### TASK DIRECTIONS
Repeat every line of the material, character for character.

━━━━━━━━━━━━━━━━

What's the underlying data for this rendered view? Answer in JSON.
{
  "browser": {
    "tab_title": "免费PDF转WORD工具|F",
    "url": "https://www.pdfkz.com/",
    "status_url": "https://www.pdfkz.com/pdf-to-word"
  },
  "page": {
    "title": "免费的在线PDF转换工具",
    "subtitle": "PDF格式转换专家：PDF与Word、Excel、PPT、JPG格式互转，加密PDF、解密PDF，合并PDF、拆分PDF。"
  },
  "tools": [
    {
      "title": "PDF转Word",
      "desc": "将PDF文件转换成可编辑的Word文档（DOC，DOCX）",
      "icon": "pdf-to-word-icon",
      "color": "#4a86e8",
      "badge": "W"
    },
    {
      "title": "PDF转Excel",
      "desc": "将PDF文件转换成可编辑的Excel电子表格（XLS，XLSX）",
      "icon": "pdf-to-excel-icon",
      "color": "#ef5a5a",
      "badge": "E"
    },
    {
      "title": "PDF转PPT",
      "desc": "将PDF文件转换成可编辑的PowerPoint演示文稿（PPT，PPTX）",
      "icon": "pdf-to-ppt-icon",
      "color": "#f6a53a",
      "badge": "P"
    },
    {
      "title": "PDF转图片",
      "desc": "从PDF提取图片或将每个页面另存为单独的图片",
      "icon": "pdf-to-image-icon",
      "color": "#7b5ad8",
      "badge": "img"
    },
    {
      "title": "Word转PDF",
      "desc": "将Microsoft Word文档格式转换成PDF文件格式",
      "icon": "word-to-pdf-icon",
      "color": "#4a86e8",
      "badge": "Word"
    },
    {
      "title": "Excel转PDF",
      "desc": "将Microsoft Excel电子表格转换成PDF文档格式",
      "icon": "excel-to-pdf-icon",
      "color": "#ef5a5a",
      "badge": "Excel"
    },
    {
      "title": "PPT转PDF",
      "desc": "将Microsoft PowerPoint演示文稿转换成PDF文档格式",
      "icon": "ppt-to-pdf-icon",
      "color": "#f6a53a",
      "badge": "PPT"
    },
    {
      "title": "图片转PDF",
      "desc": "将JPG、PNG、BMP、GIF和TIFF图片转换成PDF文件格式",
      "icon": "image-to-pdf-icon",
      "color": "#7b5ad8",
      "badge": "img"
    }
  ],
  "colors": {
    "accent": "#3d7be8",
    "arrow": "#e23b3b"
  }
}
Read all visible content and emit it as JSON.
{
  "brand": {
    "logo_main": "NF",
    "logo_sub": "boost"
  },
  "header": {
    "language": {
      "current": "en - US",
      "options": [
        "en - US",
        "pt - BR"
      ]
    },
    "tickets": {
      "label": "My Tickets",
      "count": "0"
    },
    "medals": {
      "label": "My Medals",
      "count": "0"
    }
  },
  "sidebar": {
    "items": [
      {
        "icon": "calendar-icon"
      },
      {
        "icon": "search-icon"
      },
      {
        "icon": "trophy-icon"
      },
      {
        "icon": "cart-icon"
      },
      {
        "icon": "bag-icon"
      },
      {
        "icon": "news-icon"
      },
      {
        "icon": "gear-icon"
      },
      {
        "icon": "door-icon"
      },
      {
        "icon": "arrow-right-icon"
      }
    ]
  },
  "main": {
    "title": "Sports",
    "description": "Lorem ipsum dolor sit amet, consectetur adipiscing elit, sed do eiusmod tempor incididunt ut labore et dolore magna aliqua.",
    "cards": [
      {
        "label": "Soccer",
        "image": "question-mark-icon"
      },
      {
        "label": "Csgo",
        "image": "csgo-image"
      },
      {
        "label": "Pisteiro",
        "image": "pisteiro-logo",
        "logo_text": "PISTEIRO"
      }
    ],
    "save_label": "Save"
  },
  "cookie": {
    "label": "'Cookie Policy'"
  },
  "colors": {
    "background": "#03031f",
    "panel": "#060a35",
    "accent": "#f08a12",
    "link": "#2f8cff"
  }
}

━━━━━━━━━━━━━━━━

### OUTPUT OF THE EXERCISE
What's the underlying data for this rendered view? Answer in JSON.
{
  "browser": {
    "tab_title": "免费PDF转WORD工具|F",
    "url": "https://www.pdfkz.com/",
    "status_url": "https://www.pdfkz.com/pdf-to-word"
  },
  "page": {
    "title": "免费的在线PDF转换工具",
    "subtitle": "PDF格式转换专家：PDF与Word、Excel、PPT、JPG格式互转，加密PDF、解密PDF，合并PDF、拆分PDF。"
  },
  "tools": [
    {
      "title": "PDF转Word",
      "desc": "将PDF文件转换成可编辑的Word文档（DOC，DOCX）",
      "icon": "pdf-to-word-icon",
      "color": "#4a86e8",
      "badge": "W"
    },
    {
      "title": "PDF转Excel",
      "desc": "将PDF文件转换成可编辑的Excel电子表格（XLS，XLSX）",
      "icon": "pdf-to-excel-icon",
      "color": "#ef5a5a",
      "badge": "E"
    },
    {
      "title": "PDF转PPT",
      "desc": "将PDF文件转换成可编辑的PowerPoint演示文稿（PPT，PPTX）",
      "icon": "pdf-to-ppt-icon",
      "color": "#f6a53a",
      "badge": "P"
    },
    {
      "title": "PDF转图片",
      "desc": "从PDF提取图片或将每个页面另存为单独的图片",
      "icon": "pdf-to-image-icon",
      "color": "#7b5ad8",
      "badge": "img"
    },
    {
      "title": "Word转PDF",
      "desc": "将Microsoft Word文档格式转换成PDF文件格式",
      "icon": "word-to-pdf-icon",
      "color": "#4a86e8",
      "badge": "Word"
    },
    {
      "title": "Excel转PDF",
      "desc": "将Microsoft Excel电子表格转换成PDF文档格式",
      "icon": "excel-to-pdf-icon",
      "color": "#ef5a5a",
      "badge": "Excel"
    },
    {
      "title": "PPT转PDF",
      "desc": "将Microsoft PowerPoint演示文稿转换成PDF文档格式",
      "icon": "ppt-to-pdf-icon",
      "color": "#f6a53a",
      "badge": "PPT"
    },
    {
      "title": "图片转PDF",
      "desc": "将JPG、PNG、BMP、GIF和TIFF图片转换成PDF文件格式",
      "icon": "image-to-pdf-icon",
      "color": "#7b5ad8",
      "badge": "img"
    }
  ],
  "colors": {
    "accent": "#3d7be8",
    "arrow": "#e23b3b"
  }
}
Read all visible content and emit it as JSON.
{
  "brand": {
    "logo_main": "NF",
    "logo_sub": "boost"
  },
  "header": {
    "language": {
      "current": "en - US",
      "options": [
        "en - US",
        "pt - BR"
      ]
    },
    "tickets": {
      "label": "My Tickets",
      "count": "0"
    },
    "medals": {
      "label": "My Medals",
      "count": "0"
    }
  },
  "sidebar": {
    "items": [
      {
        "icon": "calendar-icon"
      },
      {
        "icon": "search-icon"
      },
      {
        "icon": "trophy-icon"
      },
      {
        "icon": "cart-icon"
      },
      {
        "icon": "bag-icon"
      },
      {
        "icon": "news-icon"
      },
      {
        "icon": "gear-icon"
      },
      {
        "icon": "door-icon"
      },
      {
        "icon": "arrow-right-icon"
      }
    ]
  },
  "main": {
    "title": "Sports",
    "description": "Lorem ipsum dolor sit amet, consectetur adipiscing elit, sed do eiusmod tempor incididunt ut labore et dolore magna aliqua.",
    "cards": [
      {
        "label": "Soccer",
        "image": "question-mark-icon"
      },
      {
        "label": "Csgo",
        "image": "csgo-image"
      },
      {
        "label": "Pisteiro",
        "image": "pisteiro-logo",
        "logo_text": "PISTEIRO"
      }
    ],
    "save_label": "Save"
  },
  "cookie": {
    "label": "'Cookie Policy'"
  },
  "colors": {
    "background": "#03031f",
    "panel": "#060a35",
    "accent": "#f08a12",
    "link": "#2f8cff"
  }
}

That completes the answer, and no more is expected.